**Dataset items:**
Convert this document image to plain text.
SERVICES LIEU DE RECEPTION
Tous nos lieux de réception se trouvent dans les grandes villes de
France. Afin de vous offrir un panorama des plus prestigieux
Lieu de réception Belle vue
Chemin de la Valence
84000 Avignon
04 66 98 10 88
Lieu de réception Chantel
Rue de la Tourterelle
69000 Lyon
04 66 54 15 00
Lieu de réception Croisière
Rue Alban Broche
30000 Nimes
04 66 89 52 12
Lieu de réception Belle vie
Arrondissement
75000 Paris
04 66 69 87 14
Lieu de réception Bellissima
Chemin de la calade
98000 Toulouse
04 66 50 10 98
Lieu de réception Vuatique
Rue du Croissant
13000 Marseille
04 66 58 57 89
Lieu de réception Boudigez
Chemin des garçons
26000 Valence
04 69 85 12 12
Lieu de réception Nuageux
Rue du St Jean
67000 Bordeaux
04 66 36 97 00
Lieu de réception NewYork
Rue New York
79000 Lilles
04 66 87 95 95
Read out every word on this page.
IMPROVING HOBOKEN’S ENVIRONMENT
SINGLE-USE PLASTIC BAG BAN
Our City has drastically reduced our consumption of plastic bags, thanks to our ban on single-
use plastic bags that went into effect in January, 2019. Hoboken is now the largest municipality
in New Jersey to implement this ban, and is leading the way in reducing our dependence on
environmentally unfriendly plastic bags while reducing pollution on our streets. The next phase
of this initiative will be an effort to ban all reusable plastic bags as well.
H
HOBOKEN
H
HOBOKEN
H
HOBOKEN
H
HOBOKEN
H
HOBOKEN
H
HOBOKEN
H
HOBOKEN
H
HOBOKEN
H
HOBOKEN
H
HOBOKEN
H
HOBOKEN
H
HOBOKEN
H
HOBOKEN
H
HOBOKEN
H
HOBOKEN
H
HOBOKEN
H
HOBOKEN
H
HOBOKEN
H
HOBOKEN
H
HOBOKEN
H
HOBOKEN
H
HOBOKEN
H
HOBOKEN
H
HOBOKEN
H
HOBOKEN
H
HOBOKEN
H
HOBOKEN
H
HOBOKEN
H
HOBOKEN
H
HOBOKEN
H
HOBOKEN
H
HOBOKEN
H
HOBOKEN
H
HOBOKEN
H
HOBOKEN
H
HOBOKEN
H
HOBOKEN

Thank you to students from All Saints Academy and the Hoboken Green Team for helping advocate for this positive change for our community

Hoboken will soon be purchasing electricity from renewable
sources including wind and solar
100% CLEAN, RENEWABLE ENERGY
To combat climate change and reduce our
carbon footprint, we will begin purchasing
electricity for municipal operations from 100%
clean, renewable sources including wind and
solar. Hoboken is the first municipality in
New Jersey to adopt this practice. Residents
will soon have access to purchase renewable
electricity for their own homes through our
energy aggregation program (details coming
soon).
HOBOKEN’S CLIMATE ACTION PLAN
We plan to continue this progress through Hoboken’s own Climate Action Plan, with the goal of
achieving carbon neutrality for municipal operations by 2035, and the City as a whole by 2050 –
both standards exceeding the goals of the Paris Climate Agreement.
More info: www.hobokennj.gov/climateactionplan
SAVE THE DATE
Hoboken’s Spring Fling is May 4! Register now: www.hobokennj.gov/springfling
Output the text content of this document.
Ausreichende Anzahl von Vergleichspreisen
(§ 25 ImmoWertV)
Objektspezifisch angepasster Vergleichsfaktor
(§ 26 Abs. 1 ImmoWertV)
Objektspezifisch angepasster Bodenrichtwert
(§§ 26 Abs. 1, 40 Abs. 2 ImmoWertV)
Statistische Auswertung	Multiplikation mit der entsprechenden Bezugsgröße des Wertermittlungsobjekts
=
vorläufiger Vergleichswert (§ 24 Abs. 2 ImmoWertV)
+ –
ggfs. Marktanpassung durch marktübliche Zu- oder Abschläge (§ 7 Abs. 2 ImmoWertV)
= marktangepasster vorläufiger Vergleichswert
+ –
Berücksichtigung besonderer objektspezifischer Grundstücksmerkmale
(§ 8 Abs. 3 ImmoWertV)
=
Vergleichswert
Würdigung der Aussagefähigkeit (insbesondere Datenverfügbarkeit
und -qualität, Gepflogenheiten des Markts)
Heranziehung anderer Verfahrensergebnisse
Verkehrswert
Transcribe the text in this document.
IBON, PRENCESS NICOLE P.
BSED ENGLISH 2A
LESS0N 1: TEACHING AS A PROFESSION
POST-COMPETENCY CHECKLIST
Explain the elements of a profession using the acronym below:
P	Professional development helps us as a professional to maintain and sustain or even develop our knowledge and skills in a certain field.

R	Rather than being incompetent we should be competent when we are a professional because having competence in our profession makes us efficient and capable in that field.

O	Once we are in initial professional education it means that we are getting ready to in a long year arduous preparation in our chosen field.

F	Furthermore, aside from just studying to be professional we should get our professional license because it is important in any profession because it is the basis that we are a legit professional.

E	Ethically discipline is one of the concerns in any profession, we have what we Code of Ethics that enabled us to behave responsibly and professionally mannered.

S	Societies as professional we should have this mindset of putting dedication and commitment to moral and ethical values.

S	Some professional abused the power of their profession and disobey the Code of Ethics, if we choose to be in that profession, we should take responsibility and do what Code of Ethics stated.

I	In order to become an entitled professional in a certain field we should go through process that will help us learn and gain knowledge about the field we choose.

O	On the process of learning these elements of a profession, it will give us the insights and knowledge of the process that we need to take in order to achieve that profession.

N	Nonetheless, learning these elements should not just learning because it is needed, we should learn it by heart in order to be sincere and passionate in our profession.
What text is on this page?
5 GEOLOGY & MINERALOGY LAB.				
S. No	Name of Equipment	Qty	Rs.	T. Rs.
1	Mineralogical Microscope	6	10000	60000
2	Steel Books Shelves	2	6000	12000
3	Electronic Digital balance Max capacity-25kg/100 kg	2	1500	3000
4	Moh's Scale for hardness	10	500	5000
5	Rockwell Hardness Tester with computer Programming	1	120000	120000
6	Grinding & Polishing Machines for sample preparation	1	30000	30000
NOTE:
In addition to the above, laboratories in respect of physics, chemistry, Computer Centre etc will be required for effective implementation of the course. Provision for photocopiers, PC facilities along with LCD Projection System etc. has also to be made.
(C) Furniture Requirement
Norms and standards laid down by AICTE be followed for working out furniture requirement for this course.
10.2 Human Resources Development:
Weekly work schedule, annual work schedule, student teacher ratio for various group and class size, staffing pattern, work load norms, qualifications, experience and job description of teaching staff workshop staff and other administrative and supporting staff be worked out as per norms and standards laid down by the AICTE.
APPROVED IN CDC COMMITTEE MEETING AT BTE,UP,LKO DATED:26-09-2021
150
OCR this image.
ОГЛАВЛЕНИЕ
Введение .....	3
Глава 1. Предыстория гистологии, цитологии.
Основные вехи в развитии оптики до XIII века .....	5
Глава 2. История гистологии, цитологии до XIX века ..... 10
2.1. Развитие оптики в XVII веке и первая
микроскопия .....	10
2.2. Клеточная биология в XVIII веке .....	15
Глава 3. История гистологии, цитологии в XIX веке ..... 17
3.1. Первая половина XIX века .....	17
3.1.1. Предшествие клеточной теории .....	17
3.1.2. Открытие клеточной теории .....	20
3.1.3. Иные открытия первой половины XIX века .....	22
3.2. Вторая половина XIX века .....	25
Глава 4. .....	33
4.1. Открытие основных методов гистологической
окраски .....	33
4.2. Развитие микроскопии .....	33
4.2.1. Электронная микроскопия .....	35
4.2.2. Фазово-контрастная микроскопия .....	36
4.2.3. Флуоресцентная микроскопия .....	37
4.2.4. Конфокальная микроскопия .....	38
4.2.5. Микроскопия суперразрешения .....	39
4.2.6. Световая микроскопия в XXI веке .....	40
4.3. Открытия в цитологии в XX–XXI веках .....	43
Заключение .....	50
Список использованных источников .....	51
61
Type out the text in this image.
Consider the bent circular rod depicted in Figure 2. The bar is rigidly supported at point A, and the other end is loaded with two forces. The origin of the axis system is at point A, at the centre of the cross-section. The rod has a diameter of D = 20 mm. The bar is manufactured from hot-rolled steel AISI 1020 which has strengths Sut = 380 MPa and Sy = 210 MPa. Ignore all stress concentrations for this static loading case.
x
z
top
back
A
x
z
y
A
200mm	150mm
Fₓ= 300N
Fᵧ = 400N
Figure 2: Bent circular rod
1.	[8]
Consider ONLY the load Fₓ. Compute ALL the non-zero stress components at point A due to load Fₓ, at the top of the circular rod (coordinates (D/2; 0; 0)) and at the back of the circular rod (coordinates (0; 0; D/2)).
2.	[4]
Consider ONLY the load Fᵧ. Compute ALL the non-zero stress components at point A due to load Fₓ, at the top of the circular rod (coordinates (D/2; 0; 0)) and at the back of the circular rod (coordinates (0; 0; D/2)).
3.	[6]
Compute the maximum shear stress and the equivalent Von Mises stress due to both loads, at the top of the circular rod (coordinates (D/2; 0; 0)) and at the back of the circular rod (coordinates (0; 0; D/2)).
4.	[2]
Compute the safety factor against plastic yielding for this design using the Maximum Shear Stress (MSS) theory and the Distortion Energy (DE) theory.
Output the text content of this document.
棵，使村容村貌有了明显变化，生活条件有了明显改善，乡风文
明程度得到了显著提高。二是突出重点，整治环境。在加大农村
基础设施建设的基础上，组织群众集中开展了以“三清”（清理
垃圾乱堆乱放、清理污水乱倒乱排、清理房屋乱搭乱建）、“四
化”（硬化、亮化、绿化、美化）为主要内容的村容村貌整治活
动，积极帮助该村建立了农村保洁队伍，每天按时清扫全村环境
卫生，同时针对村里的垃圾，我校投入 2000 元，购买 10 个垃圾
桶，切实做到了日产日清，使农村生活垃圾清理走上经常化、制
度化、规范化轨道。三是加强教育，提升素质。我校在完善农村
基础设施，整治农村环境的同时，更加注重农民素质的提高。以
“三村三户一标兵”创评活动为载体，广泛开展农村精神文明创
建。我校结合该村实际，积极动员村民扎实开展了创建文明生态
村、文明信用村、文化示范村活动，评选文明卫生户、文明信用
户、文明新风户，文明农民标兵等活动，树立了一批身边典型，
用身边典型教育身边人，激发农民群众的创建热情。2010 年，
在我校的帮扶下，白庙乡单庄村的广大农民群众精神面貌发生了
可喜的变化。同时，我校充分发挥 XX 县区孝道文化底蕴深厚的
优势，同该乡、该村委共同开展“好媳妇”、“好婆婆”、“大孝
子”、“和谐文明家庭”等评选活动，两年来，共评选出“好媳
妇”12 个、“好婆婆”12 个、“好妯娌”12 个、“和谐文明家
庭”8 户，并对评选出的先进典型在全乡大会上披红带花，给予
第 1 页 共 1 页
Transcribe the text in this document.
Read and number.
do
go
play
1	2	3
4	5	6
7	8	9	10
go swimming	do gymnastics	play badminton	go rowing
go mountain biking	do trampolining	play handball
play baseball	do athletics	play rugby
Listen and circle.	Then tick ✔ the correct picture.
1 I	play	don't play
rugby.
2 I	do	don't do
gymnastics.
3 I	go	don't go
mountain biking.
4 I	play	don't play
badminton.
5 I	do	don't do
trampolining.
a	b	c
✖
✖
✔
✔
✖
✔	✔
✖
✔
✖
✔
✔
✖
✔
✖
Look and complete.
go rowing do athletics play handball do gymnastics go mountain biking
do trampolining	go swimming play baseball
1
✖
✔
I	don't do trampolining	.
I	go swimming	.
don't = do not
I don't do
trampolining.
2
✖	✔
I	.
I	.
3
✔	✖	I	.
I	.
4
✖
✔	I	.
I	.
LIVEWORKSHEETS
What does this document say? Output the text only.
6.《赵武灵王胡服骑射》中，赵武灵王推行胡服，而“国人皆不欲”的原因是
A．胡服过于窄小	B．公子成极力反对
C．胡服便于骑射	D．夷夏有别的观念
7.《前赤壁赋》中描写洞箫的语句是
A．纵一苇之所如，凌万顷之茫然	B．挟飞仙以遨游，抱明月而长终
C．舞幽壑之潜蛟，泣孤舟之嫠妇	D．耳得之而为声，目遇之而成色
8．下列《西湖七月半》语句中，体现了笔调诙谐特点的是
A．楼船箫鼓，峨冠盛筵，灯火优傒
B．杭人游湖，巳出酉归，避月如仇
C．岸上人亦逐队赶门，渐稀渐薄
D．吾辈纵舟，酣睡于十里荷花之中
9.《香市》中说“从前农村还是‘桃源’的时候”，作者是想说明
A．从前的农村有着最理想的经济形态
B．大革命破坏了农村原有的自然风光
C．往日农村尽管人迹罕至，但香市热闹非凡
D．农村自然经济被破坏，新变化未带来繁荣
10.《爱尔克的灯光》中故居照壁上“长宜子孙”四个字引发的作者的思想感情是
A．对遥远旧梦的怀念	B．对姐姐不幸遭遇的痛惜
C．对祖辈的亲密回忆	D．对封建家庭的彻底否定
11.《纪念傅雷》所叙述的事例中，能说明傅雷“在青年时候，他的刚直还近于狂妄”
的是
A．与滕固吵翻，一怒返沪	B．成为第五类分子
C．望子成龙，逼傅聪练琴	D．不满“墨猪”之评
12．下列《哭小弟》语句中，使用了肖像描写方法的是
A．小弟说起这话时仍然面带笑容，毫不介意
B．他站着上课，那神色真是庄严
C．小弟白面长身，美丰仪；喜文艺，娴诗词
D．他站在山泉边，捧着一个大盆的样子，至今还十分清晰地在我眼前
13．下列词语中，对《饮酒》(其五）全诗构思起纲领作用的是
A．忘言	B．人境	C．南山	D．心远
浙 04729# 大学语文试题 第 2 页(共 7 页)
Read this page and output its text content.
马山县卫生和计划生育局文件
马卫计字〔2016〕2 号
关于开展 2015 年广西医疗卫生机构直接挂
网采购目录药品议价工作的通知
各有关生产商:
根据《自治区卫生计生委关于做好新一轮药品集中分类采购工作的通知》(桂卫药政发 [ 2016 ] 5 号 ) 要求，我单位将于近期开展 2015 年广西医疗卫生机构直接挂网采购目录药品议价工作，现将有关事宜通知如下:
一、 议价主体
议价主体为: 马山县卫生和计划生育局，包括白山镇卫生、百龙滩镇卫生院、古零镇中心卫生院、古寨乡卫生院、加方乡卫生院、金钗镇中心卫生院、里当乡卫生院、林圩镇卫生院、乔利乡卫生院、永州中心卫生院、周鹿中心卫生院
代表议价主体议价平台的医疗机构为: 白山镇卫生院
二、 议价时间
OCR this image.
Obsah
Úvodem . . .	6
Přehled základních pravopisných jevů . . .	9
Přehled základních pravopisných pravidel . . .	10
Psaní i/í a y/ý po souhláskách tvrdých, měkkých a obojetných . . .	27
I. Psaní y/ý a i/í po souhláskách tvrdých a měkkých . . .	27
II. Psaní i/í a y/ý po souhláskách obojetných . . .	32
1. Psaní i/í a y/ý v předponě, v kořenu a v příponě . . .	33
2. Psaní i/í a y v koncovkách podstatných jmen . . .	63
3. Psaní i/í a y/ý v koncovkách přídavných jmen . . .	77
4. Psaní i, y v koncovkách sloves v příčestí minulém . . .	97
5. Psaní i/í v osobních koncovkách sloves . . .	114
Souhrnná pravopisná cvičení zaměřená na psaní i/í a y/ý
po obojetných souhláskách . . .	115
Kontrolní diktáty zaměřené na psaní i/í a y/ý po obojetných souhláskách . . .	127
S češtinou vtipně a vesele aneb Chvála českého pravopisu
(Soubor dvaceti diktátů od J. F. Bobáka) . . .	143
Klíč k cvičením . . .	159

**Task requirements:** In the entries above, locate every line with the word "rugby" and copy it.

**Expected answer:**
play baseball	do athletics	play rugby
rugby.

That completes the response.